[START OF STORED DATA]

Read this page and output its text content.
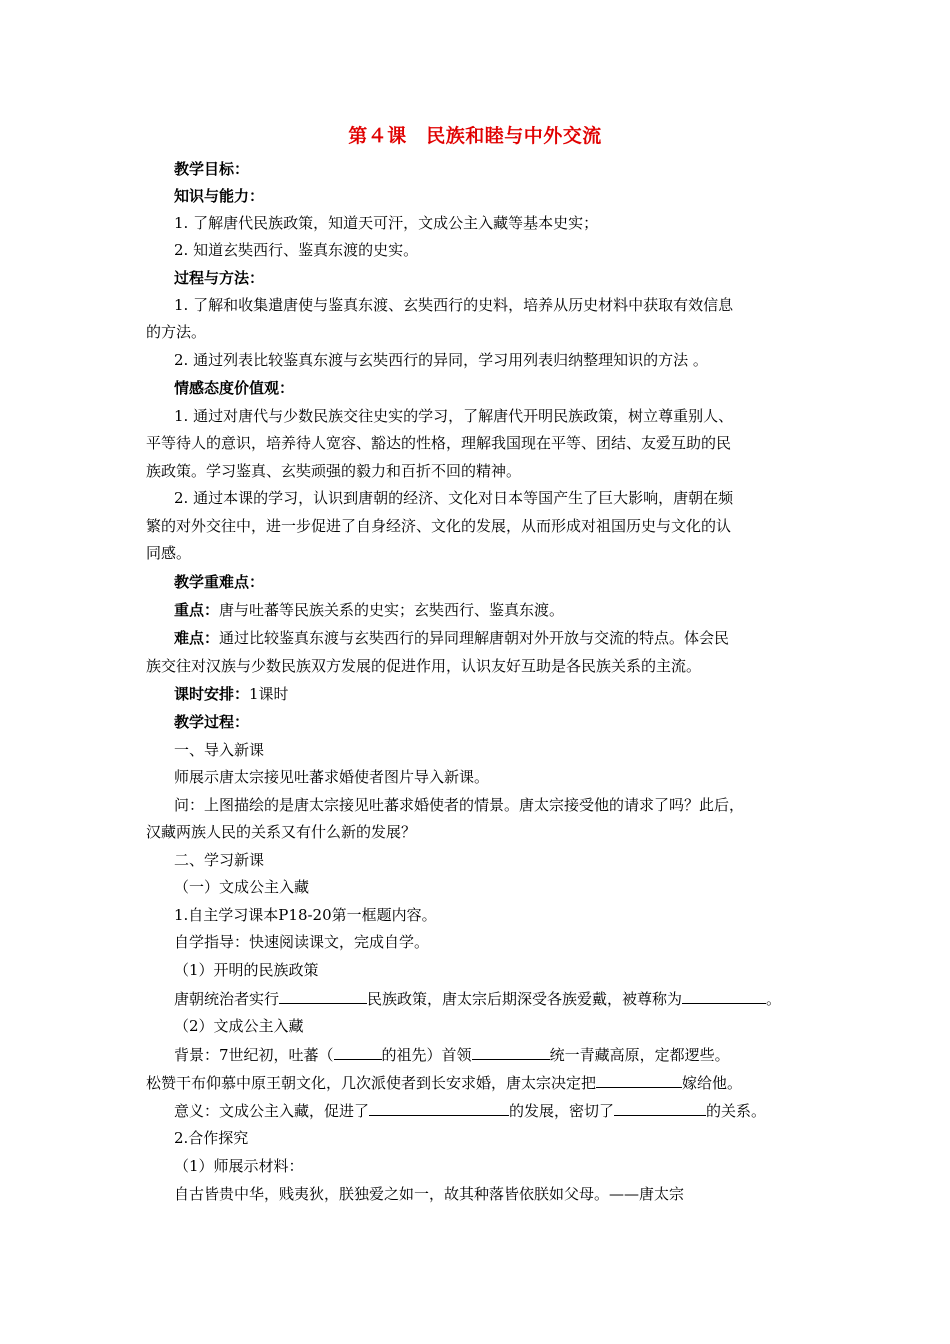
第４课　民族和睦与中外交流
教学目标：
知识与能力：
1. 了解唐代民族政策，知道天可汗，文成公主入藏等基本史实；
2. 知道玄奘西行、鉴真东渡的史实。
过程与方法：
1. 了解和收集遣唐使与鉴真东渡、玄奘西行的史料，培养从历史材料中获取有效信息
的方法。
2. 通过列表比较鉴真东渡与玄奘西行的异同，学习用列表归纳整理知识的方法 。
情感态度价值观：
1. 通过对唐代与少数民族交往史实的学习，了解唐代开明民族政策，树立尊重别人、
平等待人的意识，培养待人宽容、豁达的性格，理解我国现在平等、团结、友爱互助的民
族政策。学习鉴真、玄奘顽强的毅力和百折不回的精神。
2. 通过本课的学习，认识到唐朝的经济、文化对日本等国产生了巨大影响，唐朝在频
繁的对外交往中，进一步促进了自身经济、文化的发展，从而形成对祖国历史与文化的认
同感。
教学重难点：
重点：唐与吐蕃等民族关系的史实；玄奘西行、鉴真东渡。
难点：通过比较鉴真东渡与玄奘西行的异同理解唐朝对外开放与交流的特点。体会民
族交往对汉族与少数民族双方发展的促进作用，认识友好互助是各民族关系的主流。
课时安排：1课时
教学过程：
一、导入新课
师展示唐太宗接见吐蕃求婚使者图片导入新课。
问：上图描绘的是唐太宗接见吐蕃求婚使者的情景。唐太宗接受他的请求了吗？此后，
汉藏两族人民的关系又有什么新的发展？
二、学习新课
（一）文成公主入藏
1.自主学习课本P18-20第一框题内容。
自学指导：快速阅读课文，完成自学。
（1）开明的民族政策
唐朝统治者实行	民族政策，唐太宗后期深受各族爱戴，被尊称为	。
（2）文成公主入藏
背景：7世纪初，吐蕃（	的祖先）首领	统一青藏高原，定都逻些。
松赞干布仰慕中原王朝文化，几次派使者到长安求婚，唐太宗决定把	嫁给他。
意义：文成公主入藏，促进了	的发展，密切了	的关系。
2.合作探究
（1）师展示材料：
自古皆贵中华，贱夷狄，朕独爱之如一，故其种落皆依朕如父母。——唐太宗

[END OF STORED DATA]

__EXERCISE DETAILS__: Set down the material exactly, every line of it, except for the pictures.

__RESPONSE BELOW__:
Read this page and output its text content.
第４课　民族和睦与中外交流
教学目标：
知识与能力：
1. 了解唐代民族政策，知道天可汗，文成公主入藏等基本史实；
2. 知道玄奘西行、鉴真东渡的史实。
过程与方法：
1. 了解和收集遣唐使与鉴真东渡、玄奘西行的史料，培养从历史材料中获取有效信息
的方法。
2. 通过列表比较鉴真东渡与玄奘西行的异同，学习用列表归纳整理知识的方法 。
情感态度价值观：
1. 通过对唐代与少数民族交往史实的学习，了解唐代开明民族政策，树立尊重别人、
平等待人的意识，培养待人宽容、豁达的性格，理解我国现在平等、团结、友爱互助的民
族政策。学习鉴真、玄奘顽强的毅力和百折不回的精神。
2. 通过本课的学习，认识到唐朝的经济、文化对日本等国产生了巨大影响，唐朝在频
繁的对外交往中，进一步促进了自身经济、文化的发展，从而形成对祖国历史与文化的认
同感。
教学重难点：
重点：唐与吐蕃等民族关系的史实；玄奘西行、鉴真东渡。
难点：通过比较鉴真东渡与玄奘西行的异同理解唐朝对外开放与交流的特点。体会民
族交往对汉族与少数民族双方发展的促进作用，认识友好互助是各民族关系的主流。
课时安排：1课时
教学过程：
一、导入新课
师展示唐太宗接见吐蕃求婚使者图片导入新课。
问：上图描绘的是唐太宗接见吐蕃求婚使者的情景。唐太宗接受他的请求了吗？此后，
汉藏两族人民的关系又有什么新的发展？
二、学习新课
（一）文成公主入藏
1.自主学习课本P18-20第一框题内容。
自学指导：快速阅读课文，完成自学。
（1）开明的民族政策
唐朝统治者实行	民族政策，唐太宗后期深受各族爱戴，被尊称为	。
（2）文成公主入藏
背景：7世纪初，吐蕃（	的祖先）首领	统一青藏高原，定都逻些。
松赞干布仰慕中原王朝文化，几次派使者到长安求婚，唐太宗决定把	嫁给他。
意义：文成公主入藏，促进了	的发展，密切了	的关系。
2.合作探究
（1）师展示材料：
自古皆贵中华，贱夷狄，朕独爱之如一，故其种落皆依朕如父母。——唐太宗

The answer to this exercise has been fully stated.